▸ **Aim**:
Collect each line of the records containing the string "Pembayaran".

····················

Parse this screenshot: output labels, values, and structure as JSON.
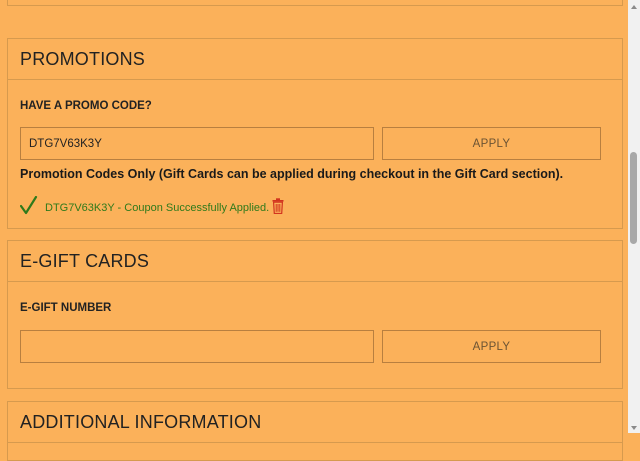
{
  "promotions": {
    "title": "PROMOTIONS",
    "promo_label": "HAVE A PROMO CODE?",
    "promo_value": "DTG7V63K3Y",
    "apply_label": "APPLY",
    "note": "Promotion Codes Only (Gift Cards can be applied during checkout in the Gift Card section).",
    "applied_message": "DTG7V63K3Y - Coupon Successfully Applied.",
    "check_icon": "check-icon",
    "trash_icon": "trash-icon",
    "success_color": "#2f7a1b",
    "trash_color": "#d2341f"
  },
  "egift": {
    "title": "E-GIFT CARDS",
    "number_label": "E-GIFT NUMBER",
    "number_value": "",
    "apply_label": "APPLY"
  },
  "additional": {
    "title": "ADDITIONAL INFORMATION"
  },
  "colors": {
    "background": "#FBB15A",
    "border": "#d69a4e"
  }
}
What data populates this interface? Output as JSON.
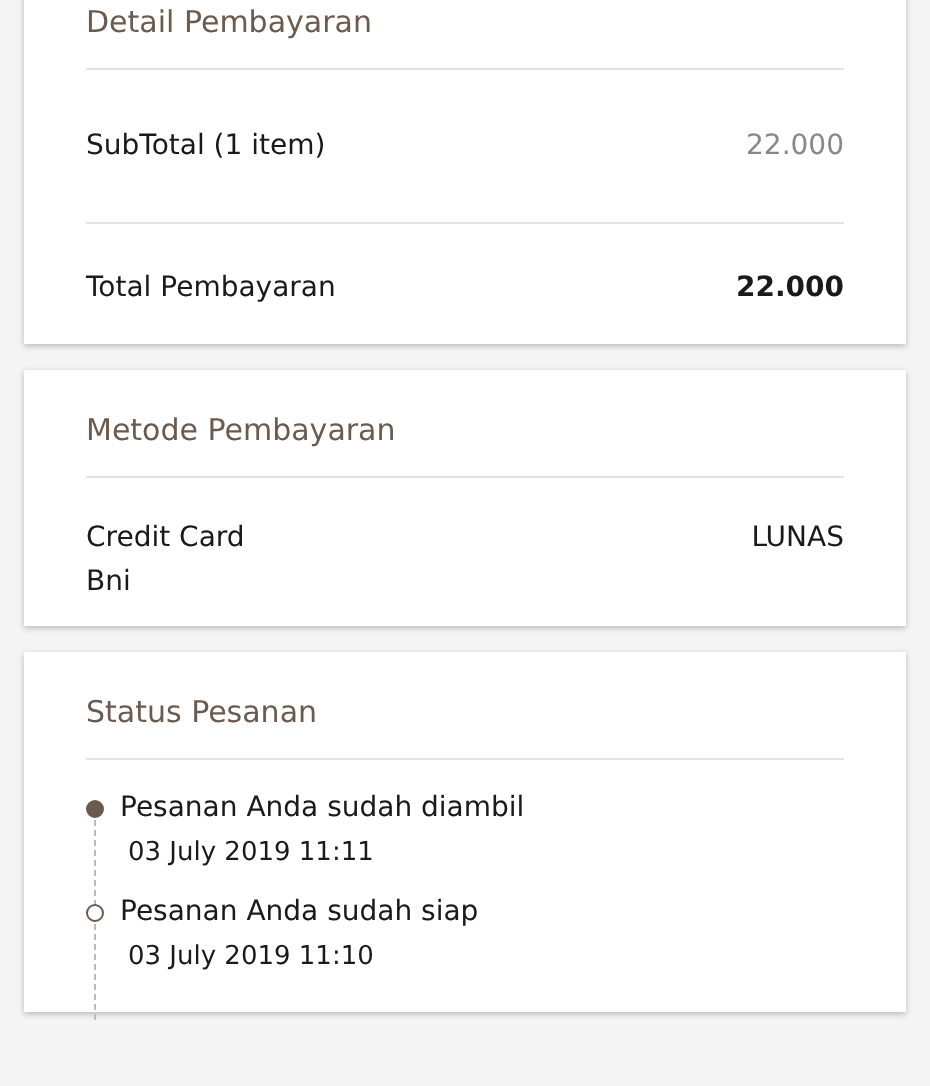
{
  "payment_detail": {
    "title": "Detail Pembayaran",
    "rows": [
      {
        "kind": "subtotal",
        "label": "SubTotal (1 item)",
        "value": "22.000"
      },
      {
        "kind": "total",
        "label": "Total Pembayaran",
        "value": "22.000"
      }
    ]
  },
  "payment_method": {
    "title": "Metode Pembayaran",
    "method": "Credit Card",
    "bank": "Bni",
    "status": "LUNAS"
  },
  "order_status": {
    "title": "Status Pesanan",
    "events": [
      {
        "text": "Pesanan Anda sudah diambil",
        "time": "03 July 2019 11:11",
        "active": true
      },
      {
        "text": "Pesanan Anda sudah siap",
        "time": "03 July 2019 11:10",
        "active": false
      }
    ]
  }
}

····················

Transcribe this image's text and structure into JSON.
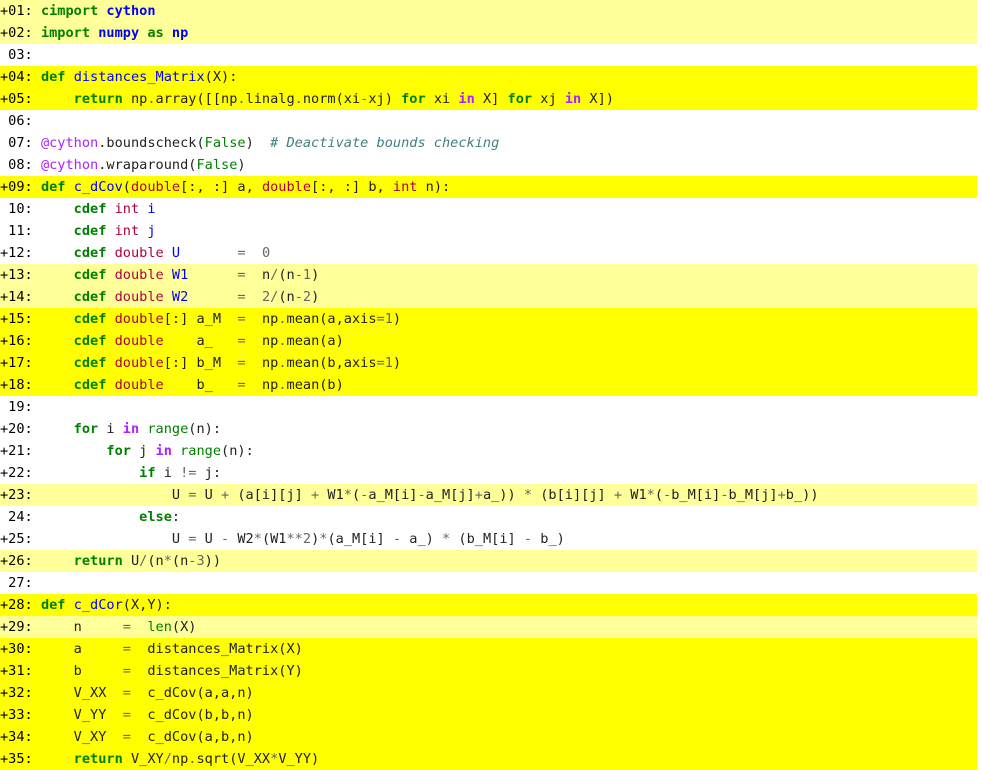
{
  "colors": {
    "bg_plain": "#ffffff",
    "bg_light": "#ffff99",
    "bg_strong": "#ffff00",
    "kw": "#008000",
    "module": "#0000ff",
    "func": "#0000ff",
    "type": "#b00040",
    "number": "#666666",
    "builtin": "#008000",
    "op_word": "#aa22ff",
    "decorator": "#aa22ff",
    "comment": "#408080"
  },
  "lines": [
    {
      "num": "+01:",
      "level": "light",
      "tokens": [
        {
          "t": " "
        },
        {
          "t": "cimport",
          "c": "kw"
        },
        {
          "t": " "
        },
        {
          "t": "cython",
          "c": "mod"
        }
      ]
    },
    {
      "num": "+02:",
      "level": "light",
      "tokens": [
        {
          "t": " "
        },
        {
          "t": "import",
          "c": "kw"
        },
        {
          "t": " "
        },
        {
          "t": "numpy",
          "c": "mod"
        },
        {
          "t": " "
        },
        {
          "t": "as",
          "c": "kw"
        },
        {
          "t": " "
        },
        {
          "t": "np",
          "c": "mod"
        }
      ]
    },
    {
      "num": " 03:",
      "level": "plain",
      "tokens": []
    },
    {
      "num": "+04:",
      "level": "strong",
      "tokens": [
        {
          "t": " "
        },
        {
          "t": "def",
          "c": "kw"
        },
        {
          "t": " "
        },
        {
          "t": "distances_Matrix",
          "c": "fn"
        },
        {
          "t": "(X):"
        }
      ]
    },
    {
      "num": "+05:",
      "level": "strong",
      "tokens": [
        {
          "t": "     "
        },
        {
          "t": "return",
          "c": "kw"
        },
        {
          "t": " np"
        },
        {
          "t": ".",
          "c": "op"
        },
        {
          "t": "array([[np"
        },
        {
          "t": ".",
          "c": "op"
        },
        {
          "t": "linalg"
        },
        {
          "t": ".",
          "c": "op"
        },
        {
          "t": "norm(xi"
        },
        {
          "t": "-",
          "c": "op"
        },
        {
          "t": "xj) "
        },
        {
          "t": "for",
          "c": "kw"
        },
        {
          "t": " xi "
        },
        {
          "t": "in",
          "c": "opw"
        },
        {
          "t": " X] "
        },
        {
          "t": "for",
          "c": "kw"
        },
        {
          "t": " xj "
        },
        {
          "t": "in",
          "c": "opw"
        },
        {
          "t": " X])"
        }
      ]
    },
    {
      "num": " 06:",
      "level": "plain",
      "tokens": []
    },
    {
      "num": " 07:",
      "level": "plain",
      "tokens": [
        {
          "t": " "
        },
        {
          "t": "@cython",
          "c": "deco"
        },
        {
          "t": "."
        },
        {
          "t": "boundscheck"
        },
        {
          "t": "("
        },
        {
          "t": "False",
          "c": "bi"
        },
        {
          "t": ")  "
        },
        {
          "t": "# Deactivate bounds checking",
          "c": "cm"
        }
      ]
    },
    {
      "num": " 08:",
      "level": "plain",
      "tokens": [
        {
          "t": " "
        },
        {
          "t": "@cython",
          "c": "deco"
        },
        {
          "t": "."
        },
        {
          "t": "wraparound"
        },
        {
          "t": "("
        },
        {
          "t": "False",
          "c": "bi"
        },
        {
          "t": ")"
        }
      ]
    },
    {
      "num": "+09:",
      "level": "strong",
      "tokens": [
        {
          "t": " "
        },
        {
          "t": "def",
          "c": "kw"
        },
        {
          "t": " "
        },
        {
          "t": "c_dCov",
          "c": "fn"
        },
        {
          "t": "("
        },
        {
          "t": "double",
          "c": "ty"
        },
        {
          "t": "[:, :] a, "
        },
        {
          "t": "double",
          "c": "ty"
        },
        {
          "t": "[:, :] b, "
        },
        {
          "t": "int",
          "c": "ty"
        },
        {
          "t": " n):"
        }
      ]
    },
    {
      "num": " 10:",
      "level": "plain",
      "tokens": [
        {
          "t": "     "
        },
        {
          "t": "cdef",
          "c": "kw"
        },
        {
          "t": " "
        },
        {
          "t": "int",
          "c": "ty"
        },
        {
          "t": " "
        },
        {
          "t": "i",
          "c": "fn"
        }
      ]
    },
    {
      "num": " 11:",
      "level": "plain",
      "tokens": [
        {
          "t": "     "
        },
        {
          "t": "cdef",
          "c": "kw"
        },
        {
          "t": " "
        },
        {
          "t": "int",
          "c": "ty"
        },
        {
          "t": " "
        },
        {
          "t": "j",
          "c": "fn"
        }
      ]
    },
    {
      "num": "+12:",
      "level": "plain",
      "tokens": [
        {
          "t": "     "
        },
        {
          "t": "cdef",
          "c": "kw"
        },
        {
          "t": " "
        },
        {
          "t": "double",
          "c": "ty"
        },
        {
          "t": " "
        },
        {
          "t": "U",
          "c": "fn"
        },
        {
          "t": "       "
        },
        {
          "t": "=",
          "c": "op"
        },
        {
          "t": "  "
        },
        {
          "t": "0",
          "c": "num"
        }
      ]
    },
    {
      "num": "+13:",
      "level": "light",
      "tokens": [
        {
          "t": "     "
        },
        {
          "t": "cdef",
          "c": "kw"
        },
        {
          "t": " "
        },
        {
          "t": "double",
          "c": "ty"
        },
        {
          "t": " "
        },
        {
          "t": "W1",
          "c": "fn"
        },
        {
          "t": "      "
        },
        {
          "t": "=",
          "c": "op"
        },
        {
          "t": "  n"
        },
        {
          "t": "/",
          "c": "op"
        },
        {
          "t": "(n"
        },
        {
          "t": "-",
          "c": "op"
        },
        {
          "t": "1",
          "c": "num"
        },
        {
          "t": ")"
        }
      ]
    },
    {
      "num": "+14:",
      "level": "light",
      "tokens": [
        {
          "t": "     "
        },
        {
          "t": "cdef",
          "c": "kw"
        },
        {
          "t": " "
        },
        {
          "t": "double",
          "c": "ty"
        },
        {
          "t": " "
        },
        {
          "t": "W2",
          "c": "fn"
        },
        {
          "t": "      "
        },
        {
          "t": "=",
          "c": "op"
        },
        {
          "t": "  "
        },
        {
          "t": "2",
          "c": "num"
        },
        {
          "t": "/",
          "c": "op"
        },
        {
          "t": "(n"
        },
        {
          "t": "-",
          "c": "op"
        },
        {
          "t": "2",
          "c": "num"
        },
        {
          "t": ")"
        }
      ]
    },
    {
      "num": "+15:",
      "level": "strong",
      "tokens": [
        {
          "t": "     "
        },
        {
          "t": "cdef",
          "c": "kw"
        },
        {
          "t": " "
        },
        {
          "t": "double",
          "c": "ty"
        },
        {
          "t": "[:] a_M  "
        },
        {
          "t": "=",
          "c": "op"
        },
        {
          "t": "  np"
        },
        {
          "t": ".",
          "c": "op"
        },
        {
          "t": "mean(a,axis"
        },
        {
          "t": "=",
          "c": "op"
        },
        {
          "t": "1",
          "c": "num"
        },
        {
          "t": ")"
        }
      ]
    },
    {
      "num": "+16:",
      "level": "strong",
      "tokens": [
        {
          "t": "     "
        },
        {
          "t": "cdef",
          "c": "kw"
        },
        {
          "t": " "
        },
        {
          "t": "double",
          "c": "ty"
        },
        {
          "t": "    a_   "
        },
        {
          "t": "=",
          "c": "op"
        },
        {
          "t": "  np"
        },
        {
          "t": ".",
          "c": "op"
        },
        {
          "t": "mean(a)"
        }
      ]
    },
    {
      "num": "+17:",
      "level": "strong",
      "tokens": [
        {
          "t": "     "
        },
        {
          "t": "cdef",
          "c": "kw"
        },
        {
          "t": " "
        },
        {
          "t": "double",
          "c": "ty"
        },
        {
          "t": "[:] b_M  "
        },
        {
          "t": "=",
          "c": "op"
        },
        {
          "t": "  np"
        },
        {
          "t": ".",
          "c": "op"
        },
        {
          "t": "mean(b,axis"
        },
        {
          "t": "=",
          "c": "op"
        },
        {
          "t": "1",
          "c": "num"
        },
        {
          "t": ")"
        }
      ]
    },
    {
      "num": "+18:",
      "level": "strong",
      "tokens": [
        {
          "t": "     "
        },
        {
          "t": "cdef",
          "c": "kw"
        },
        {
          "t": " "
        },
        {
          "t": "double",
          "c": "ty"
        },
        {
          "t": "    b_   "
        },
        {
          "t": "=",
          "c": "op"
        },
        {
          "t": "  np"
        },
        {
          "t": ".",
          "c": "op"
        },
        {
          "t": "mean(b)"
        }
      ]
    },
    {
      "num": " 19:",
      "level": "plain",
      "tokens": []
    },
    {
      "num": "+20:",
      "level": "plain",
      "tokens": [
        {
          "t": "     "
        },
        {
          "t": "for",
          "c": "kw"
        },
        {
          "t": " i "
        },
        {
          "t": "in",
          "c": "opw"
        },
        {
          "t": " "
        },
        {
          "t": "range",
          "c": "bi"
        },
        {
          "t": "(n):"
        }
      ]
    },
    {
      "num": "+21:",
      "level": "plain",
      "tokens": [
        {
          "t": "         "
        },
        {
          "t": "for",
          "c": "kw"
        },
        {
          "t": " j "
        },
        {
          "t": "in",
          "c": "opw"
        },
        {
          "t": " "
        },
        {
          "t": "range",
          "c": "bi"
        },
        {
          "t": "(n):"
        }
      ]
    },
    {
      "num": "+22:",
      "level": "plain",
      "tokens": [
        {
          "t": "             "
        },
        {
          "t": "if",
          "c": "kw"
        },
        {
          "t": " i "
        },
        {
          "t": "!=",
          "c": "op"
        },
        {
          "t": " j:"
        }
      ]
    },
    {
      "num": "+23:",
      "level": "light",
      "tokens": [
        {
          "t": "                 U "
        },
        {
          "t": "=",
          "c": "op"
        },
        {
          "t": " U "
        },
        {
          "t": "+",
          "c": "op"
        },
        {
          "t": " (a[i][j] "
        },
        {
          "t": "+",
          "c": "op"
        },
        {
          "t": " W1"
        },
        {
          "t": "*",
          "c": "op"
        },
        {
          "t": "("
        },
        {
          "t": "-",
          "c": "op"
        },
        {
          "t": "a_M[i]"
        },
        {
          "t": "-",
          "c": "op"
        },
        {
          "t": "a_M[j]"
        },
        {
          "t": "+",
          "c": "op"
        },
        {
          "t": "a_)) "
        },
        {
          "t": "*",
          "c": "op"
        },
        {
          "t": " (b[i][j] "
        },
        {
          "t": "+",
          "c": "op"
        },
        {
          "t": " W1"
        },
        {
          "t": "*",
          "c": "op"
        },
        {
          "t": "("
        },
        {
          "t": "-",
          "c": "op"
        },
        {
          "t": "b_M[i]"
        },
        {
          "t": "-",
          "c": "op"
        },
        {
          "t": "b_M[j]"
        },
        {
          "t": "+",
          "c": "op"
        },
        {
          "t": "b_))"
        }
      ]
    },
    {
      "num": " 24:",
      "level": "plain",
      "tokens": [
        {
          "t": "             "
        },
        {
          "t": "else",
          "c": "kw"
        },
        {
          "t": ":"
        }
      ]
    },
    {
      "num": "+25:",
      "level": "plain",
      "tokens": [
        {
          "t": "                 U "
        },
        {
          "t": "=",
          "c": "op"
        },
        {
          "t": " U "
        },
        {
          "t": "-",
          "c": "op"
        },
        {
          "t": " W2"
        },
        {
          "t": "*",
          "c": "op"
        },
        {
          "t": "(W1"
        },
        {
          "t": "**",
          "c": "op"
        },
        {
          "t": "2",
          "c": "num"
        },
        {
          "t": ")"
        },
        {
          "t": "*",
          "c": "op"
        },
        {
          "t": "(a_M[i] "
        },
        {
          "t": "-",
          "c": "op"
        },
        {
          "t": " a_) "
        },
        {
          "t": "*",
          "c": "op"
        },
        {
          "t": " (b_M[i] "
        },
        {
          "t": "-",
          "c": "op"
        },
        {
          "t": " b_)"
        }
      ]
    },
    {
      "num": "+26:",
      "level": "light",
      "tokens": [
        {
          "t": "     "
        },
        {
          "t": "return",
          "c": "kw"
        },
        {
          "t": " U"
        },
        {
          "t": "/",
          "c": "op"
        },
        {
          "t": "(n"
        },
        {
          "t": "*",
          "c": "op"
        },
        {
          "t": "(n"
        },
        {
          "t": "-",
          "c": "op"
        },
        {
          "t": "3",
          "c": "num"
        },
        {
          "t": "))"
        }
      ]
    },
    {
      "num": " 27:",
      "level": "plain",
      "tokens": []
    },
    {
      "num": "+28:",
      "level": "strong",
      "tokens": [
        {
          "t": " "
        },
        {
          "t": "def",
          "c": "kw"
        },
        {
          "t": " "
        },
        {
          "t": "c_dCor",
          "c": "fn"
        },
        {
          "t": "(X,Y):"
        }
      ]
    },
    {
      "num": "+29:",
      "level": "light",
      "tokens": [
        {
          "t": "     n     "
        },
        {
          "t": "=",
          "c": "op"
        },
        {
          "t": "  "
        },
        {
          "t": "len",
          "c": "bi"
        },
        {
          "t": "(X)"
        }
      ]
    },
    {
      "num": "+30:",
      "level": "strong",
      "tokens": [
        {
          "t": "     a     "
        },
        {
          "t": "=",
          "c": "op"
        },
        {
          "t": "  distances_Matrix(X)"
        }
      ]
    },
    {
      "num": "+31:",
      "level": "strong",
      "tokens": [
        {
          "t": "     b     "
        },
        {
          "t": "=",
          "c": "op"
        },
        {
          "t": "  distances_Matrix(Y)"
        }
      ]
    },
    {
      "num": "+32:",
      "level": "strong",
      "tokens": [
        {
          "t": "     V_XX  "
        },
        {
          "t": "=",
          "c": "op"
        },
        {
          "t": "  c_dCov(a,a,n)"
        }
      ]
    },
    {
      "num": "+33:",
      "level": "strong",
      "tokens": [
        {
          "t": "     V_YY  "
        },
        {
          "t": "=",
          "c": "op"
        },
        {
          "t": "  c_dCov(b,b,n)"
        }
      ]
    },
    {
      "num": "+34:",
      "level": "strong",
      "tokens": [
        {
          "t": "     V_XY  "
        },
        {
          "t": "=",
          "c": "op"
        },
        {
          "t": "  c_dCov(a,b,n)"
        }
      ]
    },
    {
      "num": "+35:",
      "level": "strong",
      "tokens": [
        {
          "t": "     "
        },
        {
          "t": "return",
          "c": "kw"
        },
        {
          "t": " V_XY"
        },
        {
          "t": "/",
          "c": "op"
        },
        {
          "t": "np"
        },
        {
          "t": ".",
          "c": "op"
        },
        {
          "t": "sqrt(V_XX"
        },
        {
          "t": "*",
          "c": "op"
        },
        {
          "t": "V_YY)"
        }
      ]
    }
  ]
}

····················

▸ **Solved exercise**:
    "title": "Detail Pembayaran",
        "label": "Total Pembayaran",
    "title": "Metode Pembayaran",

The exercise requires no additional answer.